TASK REQUIREMENTS:
Output all lines exactly, with nothing added or dropped.

Collected data entries

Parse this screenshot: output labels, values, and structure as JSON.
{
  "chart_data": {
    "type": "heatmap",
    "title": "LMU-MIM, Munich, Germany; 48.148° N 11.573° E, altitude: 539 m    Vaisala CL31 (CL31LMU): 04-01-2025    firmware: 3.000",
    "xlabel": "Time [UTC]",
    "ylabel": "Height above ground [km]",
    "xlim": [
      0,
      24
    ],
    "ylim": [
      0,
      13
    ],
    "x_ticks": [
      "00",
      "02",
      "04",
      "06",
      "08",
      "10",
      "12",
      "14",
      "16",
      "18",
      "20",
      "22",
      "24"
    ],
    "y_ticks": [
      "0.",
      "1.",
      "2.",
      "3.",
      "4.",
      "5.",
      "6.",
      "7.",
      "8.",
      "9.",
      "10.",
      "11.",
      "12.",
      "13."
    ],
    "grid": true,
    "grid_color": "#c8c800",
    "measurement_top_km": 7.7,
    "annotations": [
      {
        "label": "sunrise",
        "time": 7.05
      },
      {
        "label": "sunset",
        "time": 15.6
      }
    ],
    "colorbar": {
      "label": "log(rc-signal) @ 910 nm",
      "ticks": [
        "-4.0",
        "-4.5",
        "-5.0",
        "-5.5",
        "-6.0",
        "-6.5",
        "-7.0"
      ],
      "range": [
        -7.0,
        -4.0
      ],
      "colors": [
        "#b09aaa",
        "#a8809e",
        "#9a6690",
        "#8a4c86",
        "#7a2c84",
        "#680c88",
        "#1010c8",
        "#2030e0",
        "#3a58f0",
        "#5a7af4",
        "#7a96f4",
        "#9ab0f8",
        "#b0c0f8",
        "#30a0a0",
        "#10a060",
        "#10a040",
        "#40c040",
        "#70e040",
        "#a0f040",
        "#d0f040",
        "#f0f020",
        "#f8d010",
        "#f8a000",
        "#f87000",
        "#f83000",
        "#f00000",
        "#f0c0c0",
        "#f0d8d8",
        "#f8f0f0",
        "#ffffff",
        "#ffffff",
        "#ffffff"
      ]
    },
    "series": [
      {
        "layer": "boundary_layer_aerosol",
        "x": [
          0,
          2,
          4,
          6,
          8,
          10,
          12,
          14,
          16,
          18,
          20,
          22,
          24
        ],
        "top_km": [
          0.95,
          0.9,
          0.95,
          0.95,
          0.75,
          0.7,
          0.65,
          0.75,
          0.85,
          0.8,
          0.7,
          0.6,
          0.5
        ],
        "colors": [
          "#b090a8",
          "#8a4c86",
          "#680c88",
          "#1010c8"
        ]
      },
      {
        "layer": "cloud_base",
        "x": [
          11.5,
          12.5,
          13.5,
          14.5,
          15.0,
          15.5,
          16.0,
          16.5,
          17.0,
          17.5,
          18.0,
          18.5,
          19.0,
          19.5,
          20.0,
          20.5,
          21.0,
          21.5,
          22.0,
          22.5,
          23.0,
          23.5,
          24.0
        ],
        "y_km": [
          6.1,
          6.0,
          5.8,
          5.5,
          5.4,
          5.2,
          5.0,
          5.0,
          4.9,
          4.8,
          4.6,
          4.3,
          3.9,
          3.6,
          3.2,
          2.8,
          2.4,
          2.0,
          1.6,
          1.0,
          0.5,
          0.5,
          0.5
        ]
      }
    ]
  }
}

OUTPUT OF THE TASK:
Parse this screenshot: output labels, values, and structure as JSON.
{
  "chart_data": {
    "type": "heatmap",
    "title": "LMU-MIM, Munich, Germany; 48.148° N 11.573° E, altitude: 539 m    Vaisala CL31 (CL31LMU): 04-01-2025    firmware: 3.000",
    "xlabel": "Time [UTC]",
    "ylabel": "Height above ground [km]",
    "xlim": [
      0,
      24
    ],
    "ylim": [
      0,
      13
    ],
    "x_ticks": [
      "00",
      "02",
      "04",
      "06",
      "08",
      "10",
      "12",
      "14",
      "16",
      "18",
      "20",
      "22",
      "24"
    ],
    "y_ticks": [
      "0.",
      "1.",
      "2.",
      "3.",
      "4.",
      "5.",
      "6.",
      "7.",
      "8.",
      "9.",
      "10.",
      "11.",
      "12.",
      "13."
    ],
    "grid": true,
    "grid_color": "#c8c800",
    "measurement_top_km": 7.7,
    "annotations": [
      {
        "label": "sunrise",
        "time": 7.05
      },
      {
        "label": "sunset",
        "time": 15.6
      }
    ],
    "colorbar": {
      "label": "log(rc-signal) @ 910 nm",
      "ticks": [
        "-4.0",
        "-4.5",
        "-5.0",
        "-5.5",
        "-6.0",
        "-6.5",
        "-7.0"
      ],
      "range": [
        -7.0,
        -4.0
      ],
      "colors": [
        "#b09aaa",
        "#a8809e",
        "#9a6690",
        "#8a4c86",
        "#7a2c84",
        "#680c88",
        "#1010c8",
        "#2030e0",
        "#3a58f0",
        "#5a7af4",
        "#7a96f4",
        "#9ab0f8",
        "#b0c0f8",
        "#30a0a0",
        "#10a060",
        "#10a040",
        "#40c040",
        "#70e040",
        "#a0f040",
        "#d0f040",
        "#f0f020",
        "#f8d010",
        "#f8a000",
        "#f87000",
        "#f83000",
        "#f00000",
        "#f0c0c0",
        "#f0d8d8",
        "#f8f0f0",
        "#ffffff",
        "#ffffff",
        "#ffffff"
      ]
    },
    "series": [
      {
        "layer": "boundary_layer_aerosol",
        "x": [
          0,
          2,
          4,
          6,
          8,
          10,
          12,
          14,
          16,
          18,
          20,
          22,
          24
        ],
        "top_km": [
          0.95,
          0.9,
          0.95,
          0.95,
          0.75,
          0.7,
          0.65,
          0.75,
          0.85,
          0.8,
          0.7,
          0.6,
          0.5
        ],
        "colors": [
          "#b090a8",
          "#8a4c86",
          "#680c88",
          "#1010c8"
        ]
      },
      {
        "layer": "cloud_base",
        "x": [
          11.5,
          12.5,
          13.5,
          14.5,
          15.0,
          15.5,
          16.0,
          16.5,
          17.0,
          17.5,
          18.0,
          18.5,
          19.0,
          19.5,
          20.0,
          20.5,
          21.0,
          21.5,
          22.0,
          22.5,
          23.0,
          23.5,
          24.0
        ],
        "y_km": [
          6.1,
          6.0,
          5.8,
          5.5,
          5.4,
          5.2,
          5.0,
          5.0,
          4.9,
          4.8,
          4.6,
          4.3,
          3.9,
          3.6,
          3.2,
          2.8,
          2.4,
          2.0,
          1.6,
          1.0,
          0.5,
          0.5,
          0.5
        ]
      }
    ]
  }
}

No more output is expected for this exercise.